• Task statement: Set the listing down again exactly, please, apart from its pictures.

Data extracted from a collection
◆ ◆ ◆ ◆

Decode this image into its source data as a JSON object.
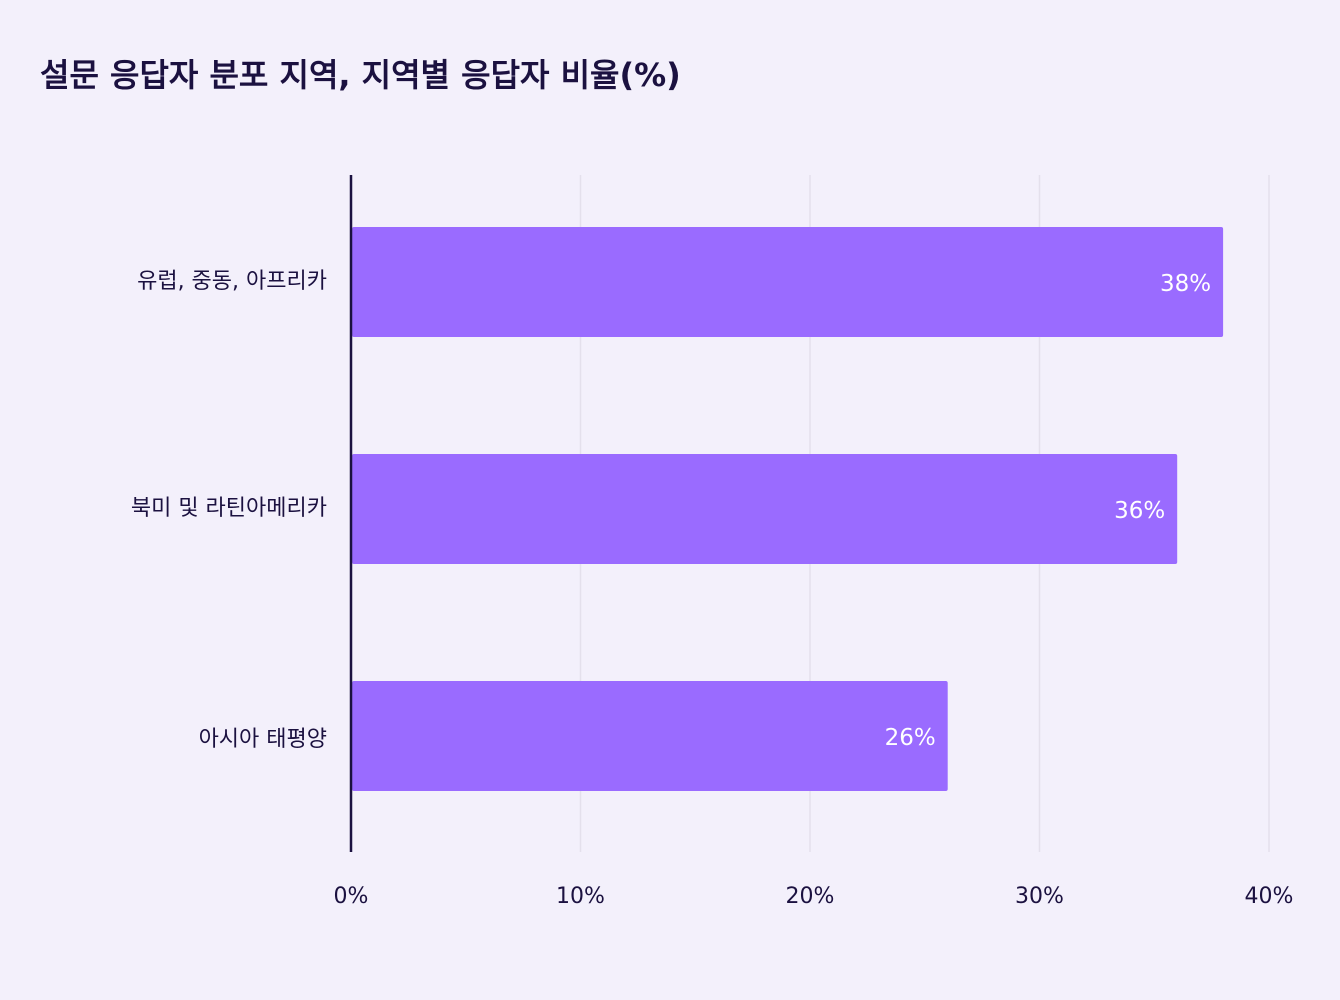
{
  "chart_data": {
    "type": "bar",
    "orientation": "horizontal",
    "title": "설문 응답자 분포 지역, 지역별 응답자 비율(%)",
    "categories": [
      "유럽, 중동, 아프리카",
      "북미 및 라틴아메리카",
      "아시아 태평양"
    ],
    "values": [
      38,
      36,
      26
    ],
    "value_labels": [
      "38%",
      "36%",
      "26%"
    ],
    "xlim": [
      0,
      40
    ],
    "x_ticks": [
      0,
      10,
      20,
      30,
      40
    ],
    "x_tick_labels": [
      "0%",
      "10%",
      "20%",
      "30%",
      "40%"
    ],
    "xlabel": "",
    "ylabel": "",
    "grid": "vertical",
    "legend": "none",
    "colors": {
      "bar": "#9a6bff",
      "axis": "#1b1140",
      "grid": "#e4e0ec",
      "text": "#1b1140",
      "value_text": "#ffffff",
      "background": "#f3f0fb"
    }
  }
}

◆ ◆ ◆ ◆

• Response for this exercise:
Decode this image into its source data as a JSON object.
{
  "chart_data": {
    "type": "bar",
    "orientation": "horizontal",
    "title": "설문 응답자 분포 지역, 지역별 응답자 비율(%)",
    "categories": [
      "유럽, 중동, 아프리카",
      "북미 및 라틴아메리카",
      "아시아 태평양"
    ],
    "values": [
      38,
      36,
      26
    ],
    "value_labels": [
      "38%",
      "36%",
      "26%"
    ],
    "xlim": [
      0,
      40
    ],
    "x_ticks": [
      0,
      10,
      20,
      30,
      40
    ],
    "x_tick_labels": [
      "0%",
      "10%",
      "20%",
      "30%",
      "40%"
    ],
    "xlabel": "",
    "ylabel": "",
    "grid": "vertical",
    "legend": "none",
    "colors": {
      "bar": "#9a6bff",
      "axis": "#1b1140",
      "grid": "#e4e0ec",
      "text": "#1b1140",
      "value_text": "#ffffff",
      "background": "#f3f0fb"
    }
  }
}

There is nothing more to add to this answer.